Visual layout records
————————

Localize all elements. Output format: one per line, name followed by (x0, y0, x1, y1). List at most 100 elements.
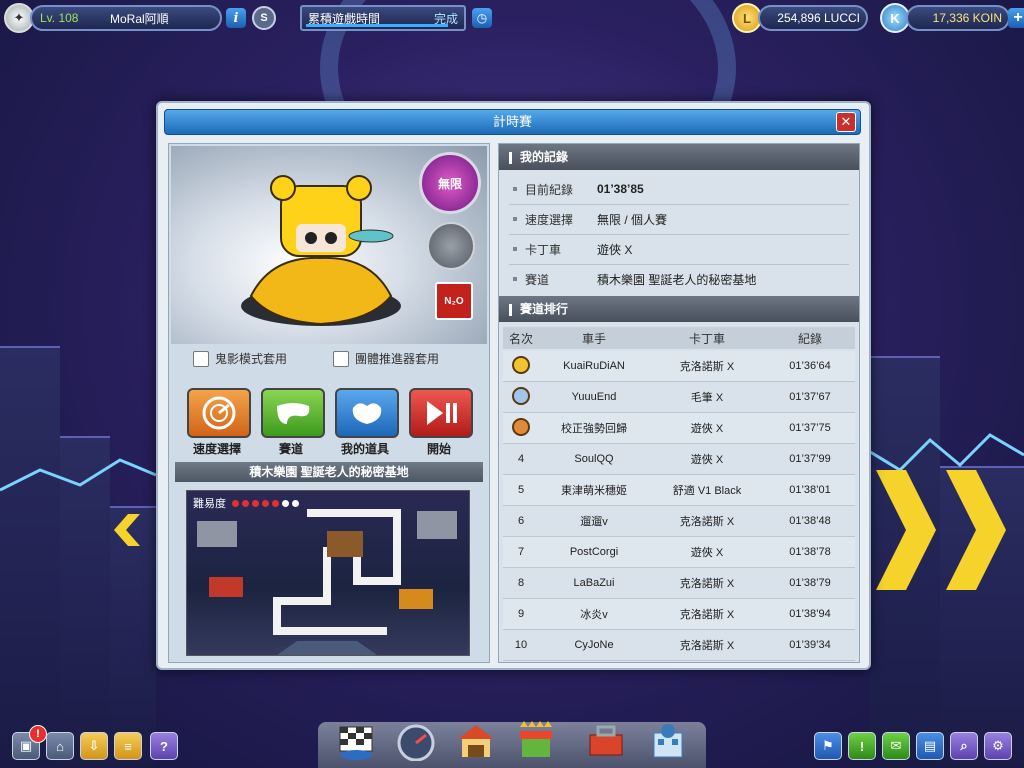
start-button[interactable] (409, 388, 473, 438)
dock-garage[interactable] (454, 720, 498, 762)
my-items-button[interactable] (335, 388, 399, 438)
ranking-row[interactable]: 8 LaBaZui 克洛諾斯 X 01’38’79 (503, 568, 855, 599)
search-icon: ⌕ (960, 738, 968, 753)
dock-speedometer[interactable] (394, 720, 438, 762)
search-button[interactable]: ⌕ (950, 732, 978, 760)
play-pause-icon (427, 401, 457, 425)
bronze-medal-icon (512, 417, 530, 436)
kart-name: 舒適 V1 Black (672, 485, 742, 497)
record-row: 賽道 積木樂園 聖誕老人的秘密基地 (509, 264, 849, 294)
track-button[interactable] (261, 388, 325, 438)
inventory-button[interactable]: ▣ ! (12, 725, 47, 760)
ranking-row[interactable]: 9 冰炎v 克洛諾斯 X 01’38’94 (503, 599, 855, 630)
ranking-column-headers: 名次 車手 卡丁車 紀錄 (503, 327, 855, 349)
ghost-mode-option[interactable]: 鬼影模式套用 (193, 350, 287, 367)
ghost-mode-label: 鬼影模式套用 (215, 352, 288, 366)
quest-button[interactable]: ! (848, 732, 876, 760)
track-label: 賽道 (278, 442, 303, 456)
driver-name: CyJoNe (574, 639, 614, 651)
col-time: 紀錄 (797, 331, 822, 346)
team-booster-option[interactable]: 團體推進器套用 (333, 350, 439, 367)
driver-name: SoulQQ (574, 453, 614, 465)
kart-name: 克洛諾斯 X (679, 361, 735, 373)
driver-name: 東津萌米穗姬 (561, 485, 627, 497)
ranking-row[interactable]: KuaiRuDiAN 克洛諾斯 X 01’36’64 (503, 351, 855, 382)
flag-button[interactable]: ⚑ (814, 732, 842, 760)
ghost-mode-checkbox[interactable] (193, 350, 209, 367)
garage-icon (458, 725, 494, 757)
header-bar-marker (509, 151, 512, 164)
dock-building[interactable] (646, 720, 690, 762)
help-button[interactable]: ? (150, 732, 178, 760)
rank-number: 9 (517, 608, 525, 620)
lap-time: 01’38’94 (789, 608, 831, 620)
my-record-header: 我的記錄 (499, 144, 859, 170)
kart-name: 毛筆 X (690, 392, 724, 404)
lap-time: 01’38’78 (789, 546, 831, 558)
lap-time: 01’37’67 (789, 391, 831, 403)
mission-progress-fill (306, 24, 448, 27)
chat-button[interactable]: ✉ (882, 732, 910, 760)
settings-button[interactable]: ⚙ (984, 732, 1012, 760)
settings-s-icon[interactable]: S (252, 6, 276, 30)
ranking-row[interactable]: 5 東津萌米穗姬 舒適 V1 Black 01’38’01 (503, 475, 855, 506)
lap-time: 01’37’99 (789, 453, 831, 465)
notes-button[interactable]: ≡ (114, 732, 142, 760)
kart-name: 遊俠 X (690, 454, 724, 466)
ranking-row[interactable]: 10 CyJoNe 克洛諾斯 X 01’39’34 (503, 630, 855, 661)
download-button[interactable]: ⇩ (80, 732, 108, 760)
track-icon (277, 403, 310, 424)
notes-icon: ≡ (124, 738, 132, 754)
player-nameplate: Lv. 108 MoRal阿順 (30, 5, 222, 31)
records-panel: 我的記錄 目前紀錄 01’38’85 速度選擇 無限 / 個人賽 卡丁車 遊俠 … (498, 143, 860, 663)
home-button[interactable]: ⌂ (46, 732, 74, 760)
add-koin-button[interactable]: + (1008, 8, 1024, 28)
dock-shop[interactable] (514, 720, 558, 762)
kart-preview[interactable]: 無限 N₂O (171, 146, 487, 344)
player-name: MoRal阿順 (110, 11, 169, 26)
record-key: 卡丁車 (525, 242, 562, 257)
board-button[interactable]: ▤ (916, 732, 944, 760)
record-row: 卡丁車 遊俠 X (509, 234, 849, 265)
rank-number: 7 (517, 546, 525, 558)
kart-setup-panel: 無限 N₂O 鬼影模式套用 團體推進器套用 速度選擇 賽道 我的道具 開始 積木… (168, 143, 490, 663)
record-key: 速度選擇 (525, 212, 574, 227)
items-icon (352, 403, 382, 424)
n2o-badge-icon[interactable]: N₂O (435, 282, 473, 320)
speed-select-button[interactable] (187, 388, 251, 438)
ranking-row[interactable]: YuuuEnd 毛筆 X 01’37’67 (503, 382, 855, 413)
player-info-bar: ✦ Lv. 108 MoRal阿順 i S (4, 3, 276, 33)
ranking-row[interactable]: 4 SoulQQ 遊俠 X 01’37’99 (503, 444, 855, 475)
ranking-row[interactable]: 校正強勢回歸 遊俠 X 01’37’75 (503, 413, 855, 444)
driver-name: LaBaZui (573, 577, 615, 589)
driver-name: 校正強勢回歸 (561, 423, 627, 435)
track-map-preview[interactable]: 難易度 (186, 490, 470, 656)
lap-time: 01’36’64 (789, 360, 831, 372)
dock-toolbox[interactable] (584, 720, 628, 762)
record-row: 速度選擇 無限 / 個人賽 (509, 204, 849, 235)
team-booster-label: 團體推進器套用 (355, 352, 440, 366)
info-icon[interactable]: i (226, 8, 246, 28)
rank-number: 10 (514, 639, 528, 651)
ranking-row[interactable]: 6 遛遛v 克洛諾斯 X 01’38’48 (503, 506, 855, 537)
pet-slot-icon[interactable] (427, 222, 475, 270)
speed-mode-badge[interactable]: 無限 (419, 152, 481, 214)
mission-progress[interactable]: 累積遊戲時間 完成 (300, 5, 466, 31)
ranking-title: 賽道排行 (520, 302, 569, 316)
record-value: 積木樂園 聖誕老人的秘密基地 (597, 272, 757, 287)
alert-badge: ! (29, 725, 47, 743)
lap-time: 01’37’75 (789, 422, 831, 434)
row-bullet (513, 277, 517, 281)
team-booster-checkbox[interactable] (333, 350, 349, 367)
close-button[interactable]: ✕ (836, 112, 856, 132)
shop-icon (520, 721, 552, 757)
board-icon: ▤ (923, 738, 937, 753)
rank-number: 4 (517, 453, 525, 465)
col-driver: 車手 (581, 331, 606, 346)
clock-icon[interactable]: ◷ (472, 8, 492, 28)
kart-name: 克洛諾斯 X (679, 516, 735, 528)
lap-time: 01’38’01 (789, 484, 831, 496)
ranking-row[interactable]: 7 PostCorgi 遊俠 X 01’38’78 (503, 537, 855, 568)
dock-race-flag[interactable] (334, 720, 378, 762)
row-bullet (513, 247, 517, 251)
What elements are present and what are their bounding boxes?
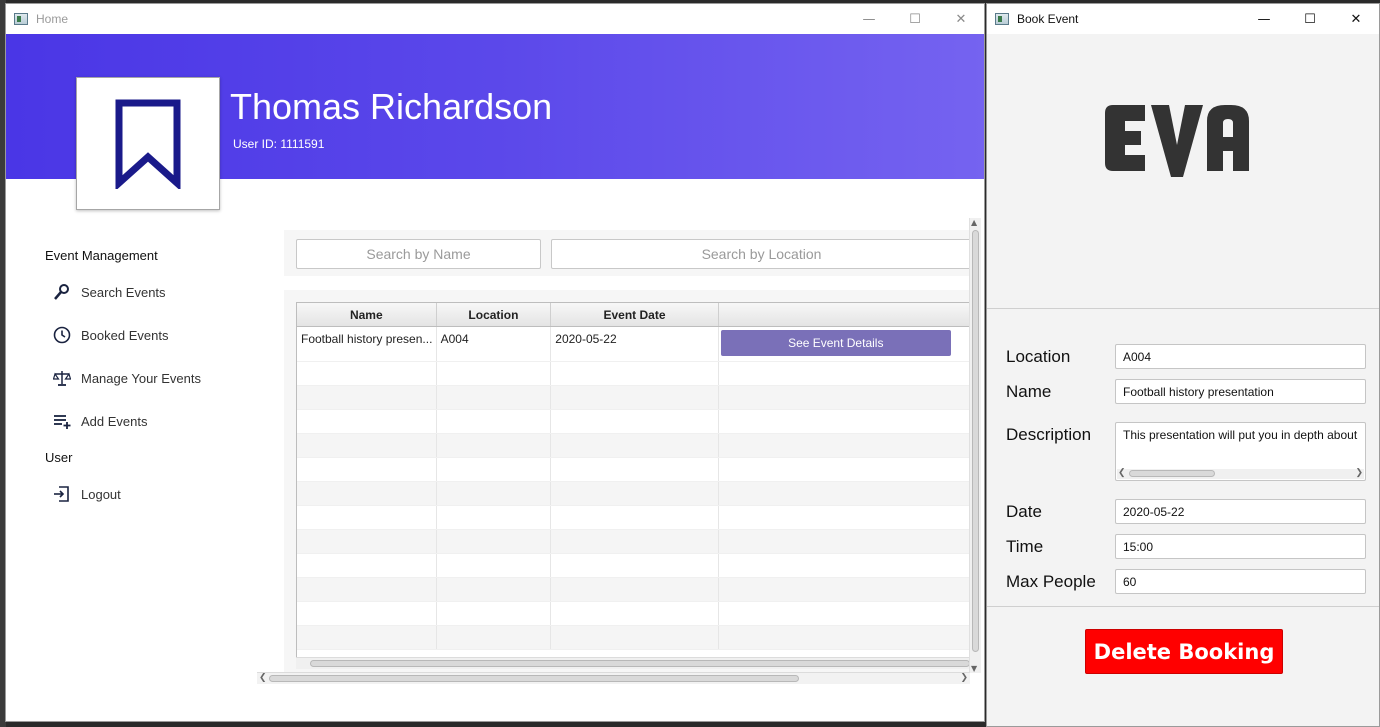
description-label: Description [1006, 425, 1092, 444]
scroll-down-icon[interactable]: ▼ [971, 664, 977, 673]
table-row-empty [297, 482, 971, 506]
table-row-empty [297, 602, 971, 626]
close-icon[interactable]: ✕ [1333, 4, 1379, 34]
scroll-right-icon[interactable]: ❯ [960, 673, 968, 683]
search-panel: Search by Name Search by Location [284, 230, 972, 276]
location-label: Location [1006, 347, 1071, 366]
book-titlebar[interactable]: Book Event — ☐ ✕ [987, 4, 1379, 34]
bookmark-icon [115, 99, 181, 189]
nav-item-search-events[interactable]: Search Events [51, 281, 166, 303]
events-table: Name Location Event Date Football histor… [296, 302, 972, 666]
app-window-icon [995, 13, 1009, 25]
table-row-empty [297, 554, 971, 578]
time-field[interactable]: 15:00 [1115, 534, 1366, 559]
column-header-action[interactable] [719, 303, 971, 326]
scroll-left-icon[interactable]: ❮ [1118, 467, 1126, 478]
table-row-empty [297, 506, 971, 530]
column-header-name[interactable]: Name [297, 303, 437, 326]
nav-item-label: Manage Your Events [81, 370, 201, 386]
time-label: Time [1006, 537, 1044, 556]
home-titlebar[interactable]: Home — ☐ ✕ [6, 4, 984, 34]
table-row-empty [297, 530, 971, 554]
window-controls: — ☐ ✕ [1241, 4, 1379, 34]
search-name-input[interactable]: Search by Name [296, 239, 541, 269]
nav-heading-event-management: Event Management [45, 248, 158, 263]
user-id: User ID: 1111591 [233, 137, 325, 151]
location-field[interactable]: A004 [1115, 344, 1366, 369]
delete-booking-button[interactable]: Delete Booking [1085, 629, 1283, 674]
nav-item-label: Booked Events [81, 327, 169, 343]
column-header-event-date[interactable]: Event Date [551, 303, 719, 326]
table-row-empty [297, 410, 971, 434]
scrollbar-thumb[interactable] [1129, 470, 1215, 477]
see-event-details-button[interactable]: See Event Details [720, 330, 951, 356]
scrollbar-thumb[interactable] [972, 230, 979, 652]
table-row-empty [297, 434, 971, 458]
nav-item-label: Logout [81, 486, 121, 502]
description-field[interactable]: This presentation will put you in depth … [1115, 422, 1366, 481]
table-header: Name Location Event Date [297, 303, 971, 327]
minimize-icon[interactable]: — [846, 4, 892, 34]
vertical-scrollbar[interactable]: ▲ ▼ [969, 218, 981, 673]
form-divider-bottom [987, 606, 1379, 607]
description-scrollbar[interactable]: ❮ ❯ [1117, 467, 1364, 479]
maximize-icon[interactable]: ☐ [1287, 4, 1333, 34]
date-label: Date [1006, 502, 1042, 521]
name-field[interactable]: Football history presentation [1115, 379, 1366, 404]
window-controls: — ☐ ✕ [846, 4, 984, 34]
events-table-panel: Name Location Event Date Football histor… [284, 290, 972, 673]
minimize-icon[interactable]: — [1241, 4, 1287, 34]
scroll-right-icon[interactable]: ❯ [1355, 467, 1363, 478]
nav-item-booked-events[interactable]: Booked Events [51, 324, 168, 346]
nav-item-add-events[interactable]: Add Events [51, 410, 148, 432]
cell-name: Football history presen... [297, 327, 437, 361]
nav-item-manage-your-events[interactable]: Manage Your Events [51, 367, 201, 389]
description-text: This presentation will put you in depth … [1123, 428, 1358, 442]
nav-item-logout[interactable]: Logout [51, 483, 121, 505]
table-row-empty [297, 578, 971, 602]
table-row[interactable]: Football history presen... A004 2020-05-… [297, 327, 971, 362]
nav-item-label: Search Events [81, 284, 166, 300]
column-header-location[interactable]: Location [437, 303, 552, 326]
table-row-empty [297, 626, 971, 650]
close-icon[interactable]: ✕ [938, 4, 984, 34]
table-row-empty [297, 362, 971, 386]
scroll-up-icon[interactable]: ▲ [971, 218, 977, 227]
search-location-input[interactable]: Search by Location [551, 239, 972, 269]
table-row-empty [297, 386, 971, 410]
scrollbar-thumb[interactable] [310, 660, 970, 667]
logout-icon [51, 484, 73, 504]
max-people-label: Max People [1006, 572, 1096, 591]
profile-logo [76, 77, 220, 210]
search-icon [51, 282, 73, 302]
scales-icon [51, 368, 73, 388]
date-field[interactable]: 2020-05-22 [1115, 499, 1366, 524]
eva-logo [987, 99, 1379, 183]
scrollbar-thumb[interactable] [269, 675, 799, 682]
table-horizontal-scrollbar[interactable] [296, 657, 972, 669]
cell-date: 2020-05-22 [551, 327, 719, 361]
name-label: Name [1006, 382, 1052, 401]
nav-item-label: Add Events [81, 413, 148, 429]
table-row-empty [297, 458, 971, 482]
maximize-icon[interactable]: ☐ [892, 4, 938, 34]
home-window: Home — ☐ ✕ Thomas Richardson User ID: 11… [5, 3, 985, 722]
user-name: Thomas Richardson [230, 86, 553, 127]
window-title: Book Event [1017, 12, 1079, 26]
scroll-left-icon[interactable]: ❮ [259, 673, 267, 683]
horizontal-scrollbar[interactable]: ❮ ❯ [257, 672, 970, 684]
max-people-field[interactable]: 60 [1115, 569, 1366, 594]
app-window-icon [14, 13, 28, 25]
add-list-icon [51, 411, 73, 431]
clock-icon [51, 325, 73, 345]
book-event-window: Book Event — ☐ ✕ Location A004 Name Foot… [986, 3, 1380, 727]
cell-action: See Event Details [719, 327, 971, 361]
form-divider-top [987, 308, 1379, 309]
window-title: Home [36, 12, 69, 26]
cell-location: A004 [437, 327, 552, 361]
nav-heading-user: User [45, 450, 73, 465]
eva-logo-graphic [1105, 105, 1249, 177]
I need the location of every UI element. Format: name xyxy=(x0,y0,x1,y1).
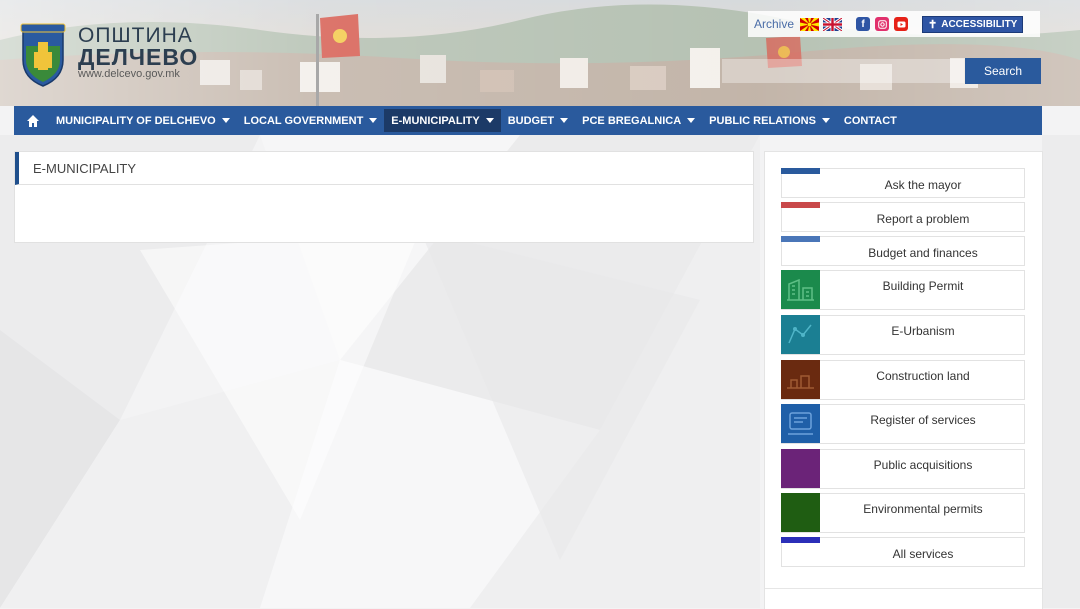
service-e-urbanism[interactable]: E-Urbanism xyxy=(781,315,1025,355)
nav-public-relations[interactable]: PUBLIC RELATIONS xyxy=(702,109,837,132)
top-utility-bar: Archive f ✝ ACCESSIBILITY xyxy=(748,11,1040,37)
service-environmental-permits[interactable]: Environmental permits xyxy=(781,493,1025,533)
chevron-down-icon xyxy=(485,118,494,123)
main-nav: MUNICIPALITY OF DELCHEVO LOCAL GOVERNMEN… xyxy=(14,106,1042,135)
logo-title-line1: ОПШТИНА xyxy=(78,24,193,47)
service-budget-and-finances[interactable]: Budget and finances xyxy=(781,236,1025,266)
service-public-acquisitions[interactable]: Public acquisitions xyxy=(781,449,1025,489)
macedonian-flag-icon[interactable] xyxy=(800,17,820,31)
service-building-permit[interactable]: Building Permit xyxy=(781,270,1025,310)
site-logo[interactable]: ОПШТИНА ДЕЛЧЕВО www.delcevo.gov.mk xyxy=(18,22,198,88)
service-construction-land[interactable]: Construction land xyxy=(781,360,1025,400)
header-banner: ОПШТИНА ДЕЛЧЕВО www.delcevo.gov.mk Archi… xyxy=(0,0,1080,106)
accent-bar-icon xyxy=(781,236,820,242)
search-input[interactable] xyxy=(722,59,964,83)
instagram-icon[interactable] xyxy=(875,17,890,31)
nav-pce-bregalnica[interactable]: PCE BREGALNICA xyxy=(575,109,702,132)
nav-municipality[interactable]: MUNICIPALITY OF DELCHEVO xyxy=(49,109,237,132)
service-ask-the-mayor[interactable]: Ask the mayor xyxy=(781,168,1025,198)
land-icon xyxy=(781,360,820,399)
accessibility-button[interactable]: ✝ ACCESSIBILITY xyxy=(922,15,1024,33)
nav-local-government[interactable]: LOCAL GOVERNMENT xyxy=(237,109,385,132)
page-title: E-MUNICIPALITY xyxy=(15,152,753,185)
accent-bar-icon xyxy=(781,537,820,543)
register-icon xyxy=(781,404,820,443)
environment-icon xyxy=(781,493,820,532)
services-sidebar: Ask the mayor Report a problem Budget an… xyxy=(764,151,1043,609)
service-report-a-problem[interactable]: Report a problem xyxy=(781,202,1025,232)
service-all-services[interactable]: All services xyxy=(781,537,1025,567)
service-register-of-services[interactable]: Register of services xyxy=(781,404,1025,444)
nav-contact[interactable]: CONTACT xyxy=(837,109,904,132)
accent-bar-icon xyxy=(781,168,820,174)
sidebar-divider xyxy=(765,588,1042,589)
content-panel: E-MUNICIPALITY xyxy=(14,151,754,243)
chevron-down-icon xyxy=(687,118,696,123)
coat-of-arms-icon xyxy=(20,23,66,87)
english-flag-icon[interactable] xyxy=(823,17,843,31)
nav-e-municipality[interactable]: E-MUNICIPALITY xyxy=(384,109,501,132)
accessibility-person-icon: ✝ xyxy=(928,18,938,31)
acquisitions-icon xyxy=(781,449,820,488)
chevron-down-icon xyxy=(369,118,378,123)
nav-budget[interactable]: BUDGET xyxy=(501,109,575,132)
urbanism-icon xyxy=(781,315,820,354)
chevron-down-icon xyxy=(821,118,830,123)
home-icon[interactable] xyxy=(26,114,40,128)
facebook-icon[interactable]: f xyxy=(856,17,871,31)
archive-link[interactable]: Archive xyxy=(754,17,794,31)
building-icon xyxy=(781,270,820,309)
chevron-down-icon xyxy=(560,118,569,123)
logo-title-line2: ДЕЛЧЕВО xyxy=(78,44,199,70)
accent-bar-icon xyxy=(781,202,820,208)
youtube-icon[interactable] xyxy=(894,17,909,31)
chevron-down-icon xyxy=(221,118,230,123)
search-button[interactable]: Search xyxy=(965,58,1041,84)
accessibility-label: ACCESSIBILITY xyxy=(941,18,1018,30)
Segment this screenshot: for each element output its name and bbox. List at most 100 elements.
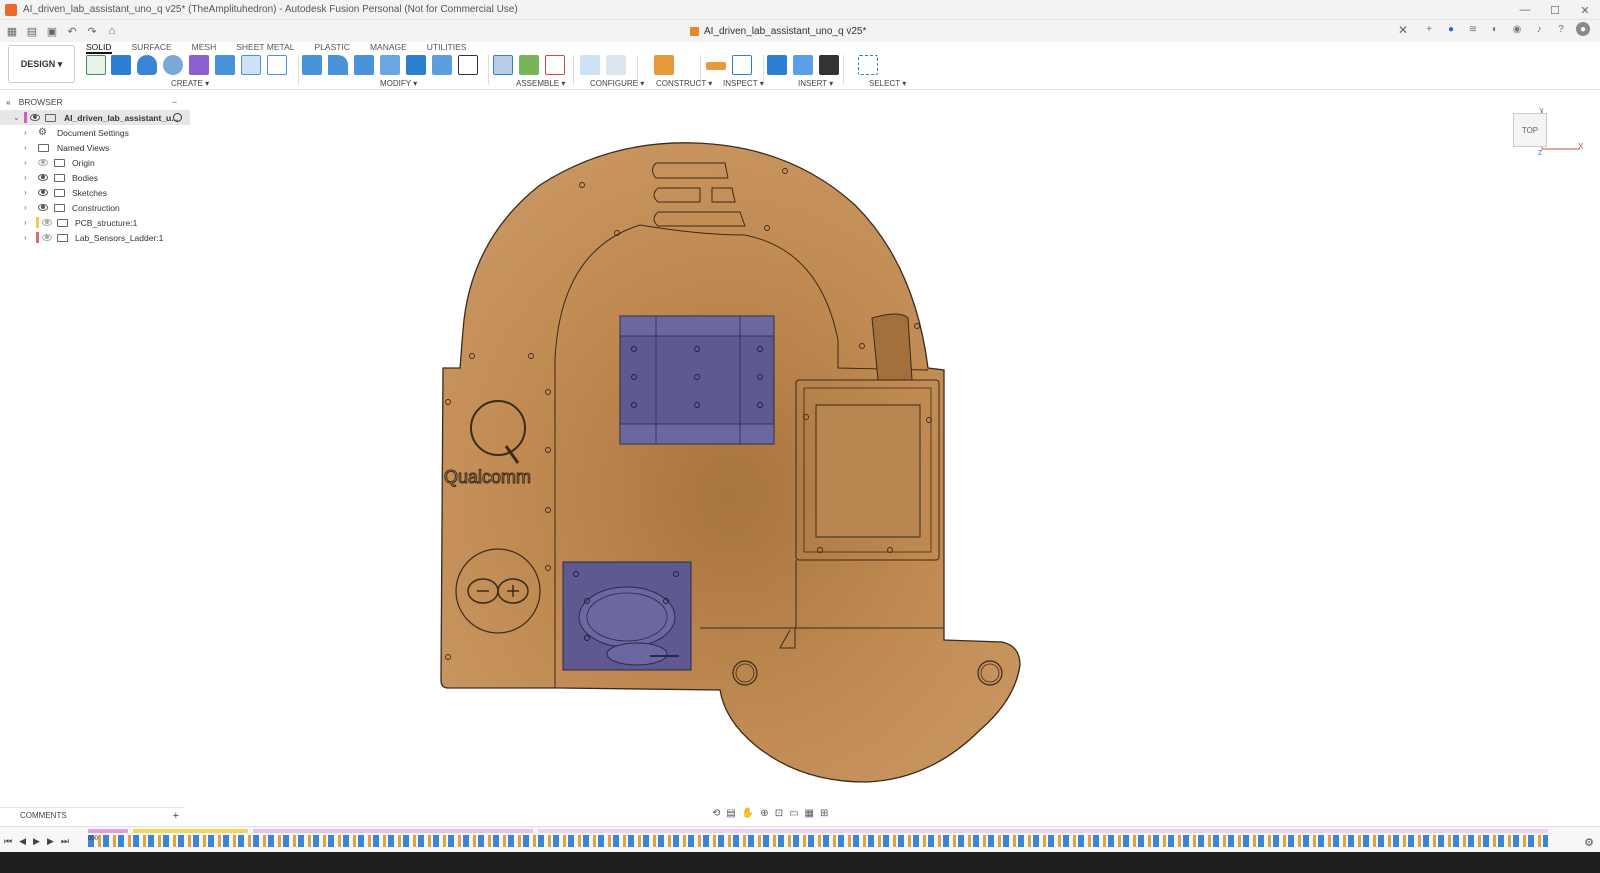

————————

YOUR INSTRUCTIONS:
Please edit the material from the line containing "start-button[interactable] (409, 388, 473, 438)" through the line containing "record-row: 賽道 積木樂園", replacing "start-button" with "launch-button" and leaving everything else unchanged.

SOLUTION TO THE PROBLEM:
launch-button[interactable] (409, 388, 473, 438)
dock-garage[interactable] (454, 720, 498, 762)
my-items-button[interactable] (335, 388, 399, 438)
ranking-row[interactable]: 8 LaBaZui 克洛諾斯 X 01’38’79 (503, 568, 855, 599)
search-icon: ⌕ (960, 738, 968, 753)
dock-speedometer[interactable] (394, 720, 438, 762)
search-button[interactable]: ⌕ (950, 732, 978, 760)
play-pause-icon (427, 401, 457, 425)
bronze-medal-icon (512, 417, 530, 436)
kart-name: 舒適 V1 Black (672, 485, 742, 497)
record-row: 賽道 積木樂園 聖誕老人的秘密基地 (509, 264, 849, 294)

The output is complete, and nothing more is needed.